**GIVEN EXERCISE:**
Write out each line in which the string "andreistelian" is present.

**Stored items:**
>> Begin

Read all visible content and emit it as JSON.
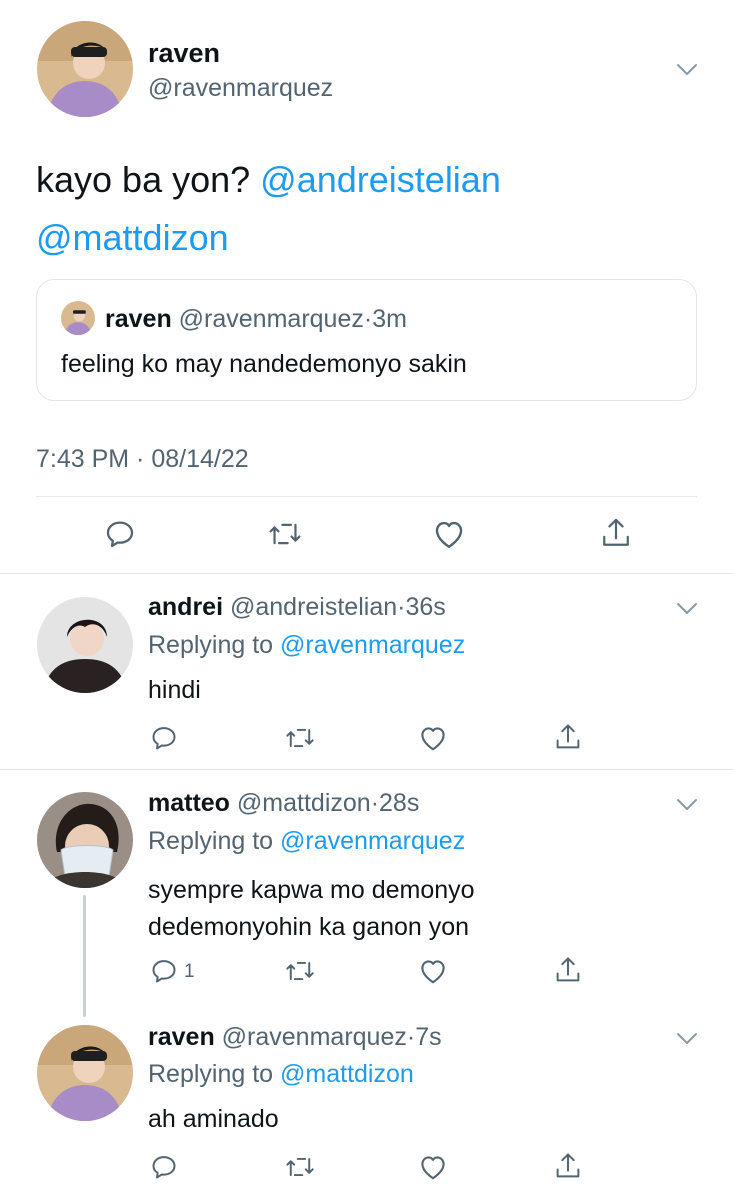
{
  "main_tweet": {
    "author_name": "raven",
    "author_handle": "@ravenmarquez",
    "text_before": "kayo ba yon?",
    "mention_1": "@andreistelian",
    "mention_2": "@mattdizon",
    "quote": {
      "author_name": "raven",
      "author_handle": "@ravenmarquez",
      "sep": "·",
      "time": "3m",
      "text": "feeling ko may nandedemonyo sakin"
    },
    "timestamp": "7:43 PM · 08/14/22"
  },
  "replies": [
    {
      "author_name": "andrei",
      "author_handle": "@andreistelian",
      "sep": "·",
      "time": "36s",
      "replying_prefix": "Replying to",
      "replying_to": "@ravenmarquez",
      "text": "hindi"
    },
    {
      "author_name": "matteo",
      "author_handle": "@mattdizon",
      "sep": "·",
      "time": "28s",
      "replying_prefix": "Replying to",
      "replying_to": "@ravenmarquez",
      "text_line_1": "syempre kapwa mo demonyo",
      "text_line_2": "dedemonyohin ka ganon yon",
      "reply_count": "1"
    },
    {
      "author_name": "raven",
      "author_handle": "@ravenmarquez",
      "sep": "·",
      "time": "7s",
      "replying_prefix": "Replying to",
      "replying_to": "@mattdizon",
      "text": "ah aminado"
    }
  ],
  "icons": [
    "reply-icon",
    "retweet-icon",
    "like-icon",
    "share-icon",
    "chevron-down-icon"
  ],
  "colors": {
    "link": "#1d9bf0",
    "secondary_text": "#536471",
    "icon": "#536471",
    "divider": "#e6e9ec"
  }
}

>> End

**REPLY:**
    "mention_1": "@andreistelian",
      "author_handle": "@andreistelian",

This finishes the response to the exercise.